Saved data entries

══════════════════════════════

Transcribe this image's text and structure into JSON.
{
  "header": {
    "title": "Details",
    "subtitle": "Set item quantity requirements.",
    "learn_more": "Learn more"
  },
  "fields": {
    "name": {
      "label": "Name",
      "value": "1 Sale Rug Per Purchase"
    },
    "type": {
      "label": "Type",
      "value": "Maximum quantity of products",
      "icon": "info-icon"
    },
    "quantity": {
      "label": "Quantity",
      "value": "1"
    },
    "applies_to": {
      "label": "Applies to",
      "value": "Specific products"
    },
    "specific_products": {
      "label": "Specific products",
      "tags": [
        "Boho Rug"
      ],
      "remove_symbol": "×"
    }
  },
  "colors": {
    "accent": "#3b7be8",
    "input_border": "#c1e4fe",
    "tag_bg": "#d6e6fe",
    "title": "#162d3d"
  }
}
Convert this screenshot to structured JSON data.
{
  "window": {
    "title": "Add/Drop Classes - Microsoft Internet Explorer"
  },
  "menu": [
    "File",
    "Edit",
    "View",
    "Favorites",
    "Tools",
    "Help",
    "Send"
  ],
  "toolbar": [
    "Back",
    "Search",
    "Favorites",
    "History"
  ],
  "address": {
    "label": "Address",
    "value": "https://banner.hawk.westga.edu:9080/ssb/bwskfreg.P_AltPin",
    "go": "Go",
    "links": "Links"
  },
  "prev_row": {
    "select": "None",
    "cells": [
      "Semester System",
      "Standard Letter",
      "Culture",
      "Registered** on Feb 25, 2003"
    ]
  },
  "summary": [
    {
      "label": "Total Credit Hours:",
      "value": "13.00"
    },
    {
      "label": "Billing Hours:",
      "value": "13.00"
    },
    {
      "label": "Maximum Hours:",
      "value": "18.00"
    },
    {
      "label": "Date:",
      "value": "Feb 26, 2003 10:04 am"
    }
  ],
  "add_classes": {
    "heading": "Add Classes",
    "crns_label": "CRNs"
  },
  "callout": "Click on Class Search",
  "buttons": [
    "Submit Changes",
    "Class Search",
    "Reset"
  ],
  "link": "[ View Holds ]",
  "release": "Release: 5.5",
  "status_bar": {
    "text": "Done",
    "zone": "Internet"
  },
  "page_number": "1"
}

══════════════════════════════

▸ TASK INSTRUCTIONS
Look over the records above and copy each line that includes the string "Internet".

▸ OUTPUT
    "title": "Add/Drop Classes - Microsoft Internet Explorer"
    "zone": "Internet"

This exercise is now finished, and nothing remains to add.